To be done
Could you set out the lines of the records below as a JSON list of strings, one string per line, with blank lines omitted and the pictures left out?
------------------------------------------------
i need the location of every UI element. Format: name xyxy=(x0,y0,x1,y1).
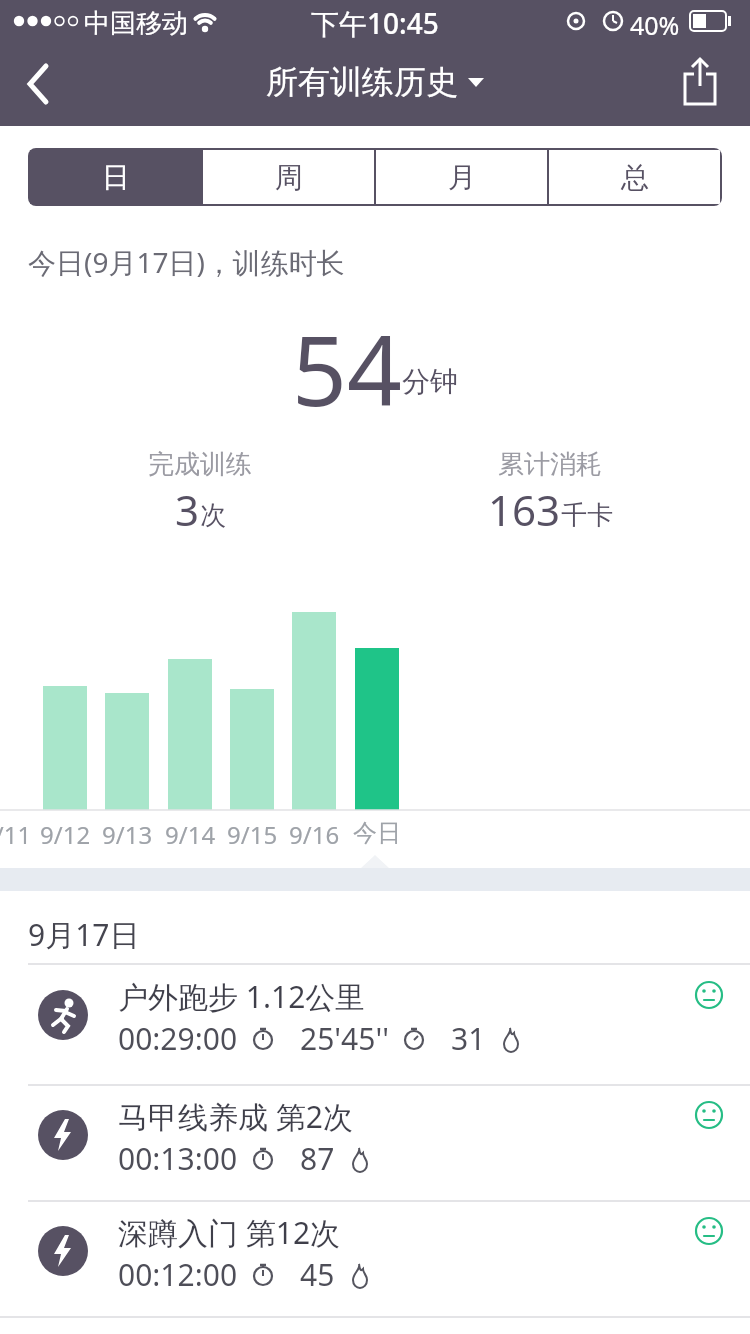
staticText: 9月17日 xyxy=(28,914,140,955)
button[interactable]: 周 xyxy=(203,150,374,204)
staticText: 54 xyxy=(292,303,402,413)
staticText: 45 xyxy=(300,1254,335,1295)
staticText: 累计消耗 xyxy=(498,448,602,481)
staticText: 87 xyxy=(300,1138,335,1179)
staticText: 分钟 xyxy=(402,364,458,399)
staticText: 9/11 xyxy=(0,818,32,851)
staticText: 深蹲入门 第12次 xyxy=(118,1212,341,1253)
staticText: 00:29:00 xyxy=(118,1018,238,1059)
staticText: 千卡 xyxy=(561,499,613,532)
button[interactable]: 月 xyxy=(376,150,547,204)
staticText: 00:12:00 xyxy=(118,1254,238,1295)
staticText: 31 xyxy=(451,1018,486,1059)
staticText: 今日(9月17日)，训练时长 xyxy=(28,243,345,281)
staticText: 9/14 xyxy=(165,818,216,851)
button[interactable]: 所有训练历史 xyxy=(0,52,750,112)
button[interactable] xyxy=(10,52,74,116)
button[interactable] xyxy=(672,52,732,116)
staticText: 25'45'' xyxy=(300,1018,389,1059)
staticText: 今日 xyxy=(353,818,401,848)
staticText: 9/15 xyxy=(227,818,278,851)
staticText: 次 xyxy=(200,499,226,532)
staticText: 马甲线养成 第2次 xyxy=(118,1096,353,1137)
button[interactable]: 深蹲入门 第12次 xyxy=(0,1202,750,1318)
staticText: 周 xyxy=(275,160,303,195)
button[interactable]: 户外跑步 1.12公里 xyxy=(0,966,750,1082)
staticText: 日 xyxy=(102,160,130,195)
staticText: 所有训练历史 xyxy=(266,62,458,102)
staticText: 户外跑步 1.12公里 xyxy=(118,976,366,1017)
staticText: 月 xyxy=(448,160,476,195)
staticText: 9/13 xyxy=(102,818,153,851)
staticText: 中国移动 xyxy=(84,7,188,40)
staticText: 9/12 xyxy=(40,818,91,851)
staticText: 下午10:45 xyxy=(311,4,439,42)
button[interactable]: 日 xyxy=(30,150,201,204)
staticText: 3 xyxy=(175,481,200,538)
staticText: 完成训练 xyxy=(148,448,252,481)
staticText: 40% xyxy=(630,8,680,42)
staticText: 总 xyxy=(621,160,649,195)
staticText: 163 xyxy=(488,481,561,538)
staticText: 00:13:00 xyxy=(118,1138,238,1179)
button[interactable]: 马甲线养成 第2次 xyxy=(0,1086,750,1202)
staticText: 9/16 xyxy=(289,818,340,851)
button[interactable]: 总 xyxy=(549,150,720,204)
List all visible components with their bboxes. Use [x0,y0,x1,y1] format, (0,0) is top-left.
------------------------------------------------
The solution
[
  "i need the location of every UI element. Format: name xyxy=(x0,y0,x1,y1).",
  "staticText: 9月17日 xyxy=(28,914,140,955)",
  "button[interactable]: 周 xyxy=(203,150,374,204)",
  "staticText: 54 xyxy=(292,303,402,413)",
  "staticText: 45 xyxy=(300,1254,335,1295)",
  "staticText: 累计消耗 xyxy=(498,448,602,481)",
  "staticText: 87 xyxy=(300,1138,335,1179)",
  "staticText: 分钟 xyxy=(402,364,458,399)",
  "staticText: 9/11 xyxy=(0,818,32,851)",
  "staticText: 深蹲入门 第12次 xyxy=(118,1212,341,1253)",
  "staticText: 00:29:00 xyxy=(118,1018,238,1059)",
  "staticText: 千卡 xyxy=(561,499,613,532)",
  "button[interactable]: 月 xyxy=(376,150,547,204)",
  "staticText: 00:12:00 xyxy=(118,1254,238,1295)",
  "staticText: 31 xyxy=(451,1018,486,1059)",
  "staticText: 今日(9月17日)，训练时长 xyxy=(28,243,345,281)",
  "staticText: 9/14 xyxy=(165,818,216,851)",
  "button[interactable]: 所有训练历史 xyxy=(0,52,750,112)",
  "button[interactable] xyxy=(10,52,74,116)",
  "button[interactable] xyxy=(672,52,732,116)",
  "staticText: 25'45'' xyxy=(300,1018,389,1059)",
  "staticText: 今日 xyxy=(353,818,401,848)",
  "staticText: 9/15 xyxy=(227,818,278,851)",
  "staticText: 次 xyxy=(200,499,226,532)",
  "staticText: 马甲线养成 第2次 xyxy=(118,1096,353,1137)",
  "button[interactable]: 深蹲入门 第12次 xyxy=(0,1202,750,1318)",
  "staticText: 周 xyxy=(275,160,303,195)",
  "button[interactable]: 户外跑步 1.12公里 xyxy=(0,966,750,1082)",
  "staticText: 日 xyxy=(102,160,130,195)",
  "staticText: 所有训练历史 xyxy=(266,62,458,102)",
  "staticText: 户外跑步 1.12公里 xyxy=(118,976,366,1017)",
  "staticText: 月 xyxy=(448,160,476,195)",
  "staticText: 9/13 xyxy=(102,818,153,851)",
  "staticText: 中国移动 xyxy=(84,7,188,40)",
  "staticText: 9/12 xyxy=(40,818,91,851)",
  "staticText: 下午10:45 xyxy=(311,4,439,42)",
  "button[interactable]: 日 xyxy=(30,150,201,204)",
  "staticText: 3 xyxy=(175,481,200,538)",
  "staticText: 完成训练 xyxy=(148,448,252,481)",
  "staticText: 40% xyxy=(630,8,680,42)",
  "staticText: 总 xyxy=(621,160,649,195)",
  "staticText: 163 xyxy=(488,481,561,538)",
  "staticText: 00:13:00 xyxy=(118,1138,238,1179)",
  "button[interactable]: 马甲线养成 第2次 xyxy=(0,1086,750,1202)",
  "staticText: 9/16 xyxy=(289,818,340,851)",
  "button[interactable]: 总 xyxy=(549,150,720,204)",
  "List all visible components with their bboxes. Use [x0,y0,x1,y1] format, (0,0) is top-left."
]